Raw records
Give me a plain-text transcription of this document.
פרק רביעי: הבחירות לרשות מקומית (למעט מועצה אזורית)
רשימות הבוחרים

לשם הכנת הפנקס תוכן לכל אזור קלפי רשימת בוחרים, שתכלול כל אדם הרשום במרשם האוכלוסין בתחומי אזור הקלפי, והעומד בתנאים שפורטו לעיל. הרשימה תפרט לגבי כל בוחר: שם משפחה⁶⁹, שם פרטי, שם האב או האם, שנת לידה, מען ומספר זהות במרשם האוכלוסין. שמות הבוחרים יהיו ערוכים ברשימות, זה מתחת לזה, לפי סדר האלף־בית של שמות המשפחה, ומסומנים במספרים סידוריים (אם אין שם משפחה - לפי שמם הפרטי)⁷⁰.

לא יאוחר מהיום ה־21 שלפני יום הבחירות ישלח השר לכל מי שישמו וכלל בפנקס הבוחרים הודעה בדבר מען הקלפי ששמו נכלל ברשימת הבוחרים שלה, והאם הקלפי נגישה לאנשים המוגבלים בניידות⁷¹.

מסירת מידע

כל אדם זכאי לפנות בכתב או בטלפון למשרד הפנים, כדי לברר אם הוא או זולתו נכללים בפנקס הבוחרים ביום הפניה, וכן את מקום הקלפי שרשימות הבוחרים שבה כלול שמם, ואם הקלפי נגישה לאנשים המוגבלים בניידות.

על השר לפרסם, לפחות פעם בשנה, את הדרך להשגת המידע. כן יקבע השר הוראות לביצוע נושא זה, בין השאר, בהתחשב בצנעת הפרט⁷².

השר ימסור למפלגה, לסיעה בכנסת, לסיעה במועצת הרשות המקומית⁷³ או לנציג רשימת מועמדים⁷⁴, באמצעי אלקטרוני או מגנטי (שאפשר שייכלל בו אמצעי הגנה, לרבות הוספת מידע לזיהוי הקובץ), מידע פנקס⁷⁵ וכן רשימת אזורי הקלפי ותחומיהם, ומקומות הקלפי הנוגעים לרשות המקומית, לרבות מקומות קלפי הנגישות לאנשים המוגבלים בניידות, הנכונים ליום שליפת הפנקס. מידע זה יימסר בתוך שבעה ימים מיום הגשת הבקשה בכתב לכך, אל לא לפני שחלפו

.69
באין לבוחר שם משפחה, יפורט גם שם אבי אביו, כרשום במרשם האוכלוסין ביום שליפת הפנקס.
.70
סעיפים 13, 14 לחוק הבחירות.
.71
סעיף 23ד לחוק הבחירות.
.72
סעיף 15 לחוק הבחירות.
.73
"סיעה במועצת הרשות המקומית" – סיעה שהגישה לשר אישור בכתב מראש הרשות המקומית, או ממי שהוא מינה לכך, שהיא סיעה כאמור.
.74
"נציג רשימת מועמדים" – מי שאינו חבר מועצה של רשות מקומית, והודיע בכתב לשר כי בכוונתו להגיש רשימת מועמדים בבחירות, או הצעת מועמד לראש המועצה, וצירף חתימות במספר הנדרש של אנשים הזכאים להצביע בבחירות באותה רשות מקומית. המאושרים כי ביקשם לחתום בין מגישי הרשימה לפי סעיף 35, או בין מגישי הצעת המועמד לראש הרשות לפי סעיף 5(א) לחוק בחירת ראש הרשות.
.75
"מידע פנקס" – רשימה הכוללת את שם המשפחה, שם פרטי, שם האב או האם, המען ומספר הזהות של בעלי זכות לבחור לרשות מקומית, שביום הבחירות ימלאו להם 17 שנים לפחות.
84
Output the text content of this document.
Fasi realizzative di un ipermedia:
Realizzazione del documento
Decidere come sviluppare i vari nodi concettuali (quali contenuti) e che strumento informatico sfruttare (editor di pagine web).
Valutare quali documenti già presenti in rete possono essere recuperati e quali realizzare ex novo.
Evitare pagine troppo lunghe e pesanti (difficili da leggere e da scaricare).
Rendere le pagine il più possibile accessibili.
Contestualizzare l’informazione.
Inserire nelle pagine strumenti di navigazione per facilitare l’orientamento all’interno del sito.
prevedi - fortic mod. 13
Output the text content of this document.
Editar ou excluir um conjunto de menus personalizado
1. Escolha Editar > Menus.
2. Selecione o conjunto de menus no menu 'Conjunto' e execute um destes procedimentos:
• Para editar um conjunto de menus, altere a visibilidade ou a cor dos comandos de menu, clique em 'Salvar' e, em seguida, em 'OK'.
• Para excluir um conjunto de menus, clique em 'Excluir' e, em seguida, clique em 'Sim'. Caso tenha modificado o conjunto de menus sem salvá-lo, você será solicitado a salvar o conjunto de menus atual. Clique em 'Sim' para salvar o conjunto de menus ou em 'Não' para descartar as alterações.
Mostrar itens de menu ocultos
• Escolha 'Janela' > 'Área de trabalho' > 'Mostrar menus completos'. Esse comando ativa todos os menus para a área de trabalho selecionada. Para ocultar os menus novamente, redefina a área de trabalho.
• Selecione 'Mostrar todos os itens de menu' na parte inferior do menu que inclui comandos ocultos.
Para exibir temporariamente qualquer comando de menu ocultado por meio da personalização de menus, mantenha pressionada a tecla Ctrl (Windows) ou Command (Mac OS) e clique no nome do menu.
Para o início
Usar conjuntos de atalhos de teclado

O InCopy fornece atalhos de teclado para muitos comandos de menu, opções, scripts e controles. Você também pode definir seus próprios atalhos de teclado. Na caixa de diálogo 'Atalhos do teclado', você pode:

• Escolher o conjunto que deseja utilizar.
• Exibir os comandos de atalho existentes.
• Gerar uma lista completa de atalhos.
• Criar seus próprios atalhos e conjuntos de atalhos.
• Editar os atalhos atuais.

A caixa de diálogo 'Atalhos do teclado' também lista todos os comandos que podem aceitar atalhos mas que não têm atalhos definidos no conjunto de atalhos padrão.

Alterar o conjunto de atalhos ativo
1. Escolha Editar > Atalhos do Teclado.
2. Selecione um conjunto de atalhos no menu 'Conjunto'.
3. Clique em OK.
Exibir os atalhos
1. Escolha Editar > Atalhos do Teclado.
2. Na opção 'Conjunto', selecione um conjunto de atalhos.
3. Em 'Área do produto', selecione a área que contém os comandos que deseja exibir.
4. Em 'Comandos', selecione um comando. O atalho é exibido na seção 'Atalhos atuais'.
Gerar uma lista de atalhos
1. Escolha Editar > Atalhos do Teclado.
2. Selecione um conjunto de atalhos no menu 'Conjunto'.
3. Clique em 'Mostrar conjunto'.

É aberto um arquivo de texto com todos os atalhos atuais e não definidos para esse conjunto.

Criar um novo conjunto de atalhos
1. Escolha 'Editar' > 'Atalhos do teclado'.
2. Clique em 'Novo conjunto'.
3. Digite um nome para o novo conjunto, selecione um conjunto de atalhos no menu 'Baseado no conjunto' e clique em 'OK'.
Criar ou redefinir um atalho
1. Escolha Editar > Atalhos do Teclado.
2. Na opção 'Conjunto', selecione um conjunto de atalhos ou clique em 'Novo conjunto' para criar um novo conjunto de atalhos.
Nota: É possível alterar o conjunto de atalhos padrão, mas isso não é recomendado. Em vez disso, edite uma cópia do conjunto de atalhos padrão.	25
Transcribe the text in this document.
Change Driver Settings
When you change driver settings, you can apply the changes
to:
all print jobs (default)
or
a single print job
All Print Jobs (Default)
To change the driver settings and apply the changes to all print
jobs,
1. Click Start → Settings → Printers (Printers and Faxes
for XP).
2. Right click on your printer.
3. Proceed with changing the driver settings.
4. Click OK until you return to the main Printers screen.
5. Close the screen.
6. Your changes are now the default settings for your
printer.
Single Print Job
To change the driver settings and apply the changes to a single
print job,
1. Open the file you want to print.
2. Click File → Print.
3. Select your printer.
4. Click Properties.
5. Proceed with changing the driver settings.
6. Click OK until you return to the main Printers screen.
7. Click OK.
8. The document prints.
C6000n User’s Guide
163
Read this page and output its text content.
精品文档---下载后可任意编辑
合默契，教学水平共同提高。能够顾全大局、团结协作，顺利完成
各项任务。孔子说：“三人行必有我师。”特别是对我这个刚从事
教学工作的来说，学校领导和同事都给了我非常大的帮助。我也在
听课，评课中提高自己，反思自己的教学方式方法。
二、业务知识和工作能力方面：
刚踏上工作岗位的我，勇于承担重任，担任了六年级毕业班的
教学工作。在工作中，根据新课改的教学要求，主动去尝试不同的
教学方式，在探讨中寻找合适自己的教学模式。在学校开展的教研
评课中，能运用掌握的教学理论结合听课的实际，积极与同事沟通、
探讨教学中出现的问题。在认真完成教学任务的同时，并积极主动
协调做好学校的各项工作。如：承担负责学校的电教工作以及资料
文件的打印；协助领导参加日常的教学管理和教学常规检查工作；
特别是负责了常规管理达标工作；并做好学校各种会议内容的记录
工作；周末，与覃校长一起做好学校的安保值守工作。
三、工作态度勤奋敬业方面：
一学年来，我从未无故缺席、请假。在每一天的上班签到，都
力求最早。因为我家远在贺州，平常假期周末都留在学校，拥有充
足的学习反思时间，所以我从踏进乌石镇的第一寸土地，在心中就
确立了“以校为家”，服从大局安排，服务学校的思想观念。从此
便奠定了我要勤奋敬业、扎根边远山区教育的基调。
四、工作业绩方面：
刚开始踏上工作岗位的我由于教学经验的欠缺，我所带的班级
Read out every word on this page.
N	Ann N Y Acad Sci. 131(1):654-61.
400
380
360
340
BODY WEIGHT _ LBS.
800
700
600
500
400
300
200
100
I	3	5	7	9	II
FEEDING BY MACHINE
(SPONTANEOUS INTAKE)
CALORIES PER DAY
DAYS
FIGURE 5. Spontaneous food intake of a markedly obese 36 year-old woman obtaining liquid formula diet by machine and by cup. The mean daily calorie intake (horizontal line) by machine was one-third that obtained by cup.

What this task involves:
Determine the count of lines in the data above with the string "você" in them, and give that count alone.

Correct output:
2